Exercise task:
In the listing below, locate the lines that hold "Problem" and copy them.

Material shown:
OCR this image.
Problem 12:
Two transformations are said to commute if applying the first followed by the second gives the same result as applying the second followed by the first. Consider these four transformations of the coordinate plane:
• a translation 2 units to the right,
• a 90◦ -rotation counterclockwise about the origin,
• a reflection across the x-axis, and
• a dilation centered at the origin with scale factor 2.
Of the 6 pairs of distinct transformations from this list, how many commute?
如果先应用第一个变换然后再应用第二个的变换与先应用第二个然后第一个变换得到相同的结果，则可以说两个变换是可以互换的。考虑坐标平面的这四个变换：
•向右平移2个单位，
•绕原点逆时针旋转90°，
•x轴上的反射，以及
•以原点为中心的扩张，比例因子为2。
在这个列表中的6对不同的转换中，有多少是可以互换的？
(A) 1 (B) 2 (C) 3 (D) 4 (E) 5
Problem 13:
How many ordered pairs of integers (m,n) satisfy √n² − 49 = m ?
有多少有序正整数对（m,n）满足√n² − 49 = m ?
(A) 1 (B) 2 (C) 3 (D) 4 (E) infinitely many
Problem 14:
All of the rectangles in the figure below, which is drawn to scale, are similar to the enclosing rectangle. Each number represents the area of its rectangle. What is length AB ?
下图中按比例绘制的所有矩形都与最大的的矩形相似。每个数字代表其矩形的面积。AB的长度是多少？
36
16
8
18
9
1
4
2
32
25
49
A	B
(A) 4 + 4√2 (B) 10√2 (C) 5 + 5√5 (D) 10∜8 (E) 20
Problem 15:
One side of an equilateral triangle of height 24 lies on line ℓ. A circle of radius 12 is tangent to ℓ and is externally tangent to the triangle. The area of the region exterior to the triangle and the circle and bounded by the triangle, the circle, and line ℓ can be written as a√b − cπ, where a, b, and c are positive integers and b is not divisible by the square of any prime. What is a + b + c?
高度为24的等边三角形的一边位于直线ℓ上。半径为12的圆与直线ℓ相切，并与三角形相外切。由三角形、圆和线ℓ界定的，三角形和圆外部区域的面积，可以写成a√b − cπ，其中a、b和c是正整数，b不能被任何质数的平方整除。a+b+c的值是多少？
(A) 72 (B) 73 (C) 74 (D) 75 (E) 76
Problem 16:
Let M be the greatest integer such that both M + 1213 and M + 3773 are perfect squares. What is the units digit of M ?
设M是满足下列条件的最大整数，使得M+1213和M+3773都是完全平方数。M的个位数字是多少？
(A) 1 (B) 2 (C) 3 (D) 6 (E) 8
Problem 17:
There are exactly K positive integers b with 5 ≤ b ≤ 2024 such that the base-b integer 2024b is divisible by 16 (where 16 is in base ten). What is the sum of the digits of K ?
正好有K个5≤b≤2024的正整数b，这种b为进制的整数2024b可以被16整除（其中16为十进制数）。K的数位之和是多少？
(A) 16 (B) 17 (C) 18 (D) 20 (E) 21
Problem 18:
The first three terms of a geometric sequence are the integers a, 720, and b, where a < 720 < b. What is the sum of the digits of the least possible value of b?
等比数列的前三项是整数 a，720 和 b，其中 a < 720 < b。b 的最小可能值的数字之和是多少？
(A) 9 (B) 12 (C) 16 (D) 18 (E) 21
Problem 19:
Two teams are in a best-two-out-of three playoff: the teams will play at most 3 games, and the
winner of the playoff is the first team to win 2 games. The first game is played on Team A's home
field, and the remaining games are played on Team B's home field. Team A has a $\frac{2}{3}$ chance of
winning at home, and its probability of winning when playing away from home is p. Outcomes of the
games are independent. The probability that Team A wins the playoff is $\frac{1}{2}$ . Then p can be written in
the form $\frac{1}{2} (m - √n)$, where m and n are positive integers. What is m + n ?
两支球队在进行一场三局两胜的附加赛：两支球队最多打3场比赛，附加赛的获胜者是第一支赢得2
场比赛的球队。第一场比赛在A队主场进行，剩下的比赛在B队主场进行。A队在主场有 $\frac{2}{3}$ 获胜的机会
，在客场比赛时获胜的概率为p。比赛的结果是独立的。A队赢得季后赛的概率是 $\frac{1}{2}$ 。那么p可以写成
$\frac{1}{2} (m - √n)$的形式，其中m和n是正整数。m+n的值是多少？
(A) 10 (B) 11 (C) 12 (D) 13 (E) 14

Output for this exercise:
Problem 12:
Problem 13:
Problem 14:
Problem 15:
Problem 16:
Problem 17:
Problem 18:
Problem 19:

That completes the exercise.